◆ Ação exigida A
Verifique se cada afirmação a seguir está de acordo com a reportagem sobre o atentado a líder quilombola: (i) a Aracruz Celulose hoje se chama Fibria; (ii) a tensão nos territórios quilombolas foi, de início, de natureza religiosa; (iii) os territórios quilombolas citados ficam no sul do Estado. Para cada uma, responda sim ou não e cite as palavras da reportagem que decidem a questão.
◆ Ação exigida B
Reproduza fielmente o trecho da reportagem que vai de "Atentado a líder" até "e a empresa.".

◆ Trecho fornecido
------------------------------------------------------------------------
Atentado a líder quilombola expõe tensão em territórios tradicionais explorados pela Aracruz Celulose

Por Fernanda Couzemenco, Século Diário

Sufocados pelo deserto verde dos gigantescos eucaliptais da Aracruz Celulose, hoje Fibria, os territórios quilombolas do norte do Estado sofrem de uma tensão crônica. Inicialmente político-econômica, essa tensão foi, ao longo das décadas, se infiltrando no cotidiano das comunidades, invadindo a intimidade das casas e do coração das pessoas. Simples questões domésticas e familiares são infladas por esse estado de prontidão, de insegurança e revolta que caracteriza a relação entre as comunidades quilombolas e a empresa.
------------------------------------------------------------------------
◆ Dados do exercício

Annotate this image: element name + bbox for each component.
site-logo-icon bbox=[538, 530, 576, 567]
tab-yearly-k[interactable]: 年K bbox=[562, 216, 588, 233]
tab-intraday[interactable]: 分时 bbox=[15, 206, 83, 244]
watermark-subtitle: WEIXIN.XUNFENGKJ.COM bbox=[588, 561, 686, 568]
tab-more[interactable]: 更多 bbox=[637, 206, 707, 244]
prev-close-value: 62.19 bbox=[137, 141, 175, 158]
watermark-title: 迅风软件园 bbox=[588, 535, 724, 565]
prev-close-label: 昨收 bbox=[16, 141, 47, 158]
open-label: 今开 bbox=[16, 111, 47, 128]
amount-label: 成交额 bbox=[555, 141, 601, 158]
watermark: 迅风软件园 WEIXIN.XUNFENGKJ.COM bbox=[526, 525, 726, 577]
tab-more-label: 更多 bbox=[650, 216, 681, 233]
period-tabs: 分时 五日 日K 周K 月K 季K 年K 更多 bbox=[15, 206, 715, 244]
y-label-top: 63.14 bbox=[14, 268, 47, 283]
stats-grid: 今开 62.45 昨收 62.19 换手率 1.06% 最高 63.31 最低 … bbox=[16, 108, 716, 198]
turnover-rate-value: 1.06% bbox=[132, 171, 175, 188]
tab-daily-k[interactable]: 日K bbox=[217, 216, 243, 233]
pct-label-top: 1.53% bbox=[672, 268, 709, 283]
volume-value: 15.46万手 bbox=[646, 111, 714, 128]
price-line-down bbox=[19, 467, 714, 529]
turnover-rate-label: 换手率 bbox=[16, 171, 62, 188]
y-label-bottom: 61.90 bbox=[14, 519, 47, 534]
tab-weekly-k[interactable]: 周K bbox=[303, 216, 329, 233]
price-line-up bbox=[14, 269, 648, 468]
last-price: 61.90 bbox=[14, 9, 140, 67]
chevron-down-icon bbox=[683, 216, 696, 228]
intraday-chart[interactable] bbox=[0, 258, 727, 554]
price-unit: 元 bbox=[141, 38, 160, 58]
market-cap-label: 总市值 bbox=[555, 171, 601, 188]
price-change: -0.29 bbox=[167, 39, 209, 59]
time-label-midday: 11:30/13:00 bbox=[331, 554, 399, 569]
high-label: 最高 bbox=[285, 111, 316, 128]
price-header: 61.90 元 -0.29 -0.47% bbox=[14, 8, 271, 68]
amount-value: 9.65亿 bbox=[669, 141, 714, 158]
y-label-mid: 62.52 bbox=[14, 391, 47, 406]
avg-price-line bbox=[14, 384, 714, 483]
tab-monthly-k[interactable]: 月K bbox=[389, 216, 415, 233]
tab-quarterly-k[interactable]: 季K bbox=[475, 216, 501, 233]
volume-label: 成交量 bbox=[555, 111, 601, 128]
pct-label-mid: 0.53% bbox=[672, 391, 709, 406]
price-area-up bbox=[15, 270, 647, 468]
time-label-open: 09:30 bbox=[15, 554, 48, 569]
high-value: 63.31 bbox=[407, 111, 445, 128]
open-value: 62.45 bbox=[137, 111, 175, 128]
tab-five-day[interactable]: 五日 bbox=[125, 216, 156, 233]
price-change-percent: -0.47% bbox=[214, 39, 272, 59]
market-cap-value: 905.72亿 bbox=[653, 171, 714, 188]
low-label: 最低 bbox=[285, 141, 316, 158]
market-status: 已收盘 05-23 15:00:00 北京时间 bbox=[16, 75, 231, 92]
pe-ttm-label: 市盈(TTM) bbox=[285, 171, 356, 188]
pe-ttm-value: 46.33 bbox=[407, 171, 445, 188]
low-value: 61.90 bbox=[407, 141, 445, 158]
------------------------------------------------------------------------
◆ Resultado do exercício A
(i) Sim: "hoje Fibria".
(ii) Não: "Inicialmente político-econômica".
(iii) Não: "os territórios quilombolas do norte do Estado".

◆ Resultado do exercício B
Atentado a líder quilombola expõe tensão em territórios tradicionais explorados pela Aracruz Celulose

Por Fernanda Couzemenco, Século Diário

Sufocados pelo deserto verde dos gigantescos eucaliptais da Aracruz Celulose, hoje Fibria, os territórios quilombolas do norte do Estado sofrem de uma tensão crônica. Inicialmente político-econômica, essa tensão foi, ao longo das décadas, se infiltrando no cotidiano das comunidades, invadindo a intimidade das casas e do coração das pessoas. Simples questões domésticas e familiares são infladas por esse estado de prontidão, de insegurança e revolta que caracteriza a relação entre as comunidades quilombolas e a empresa.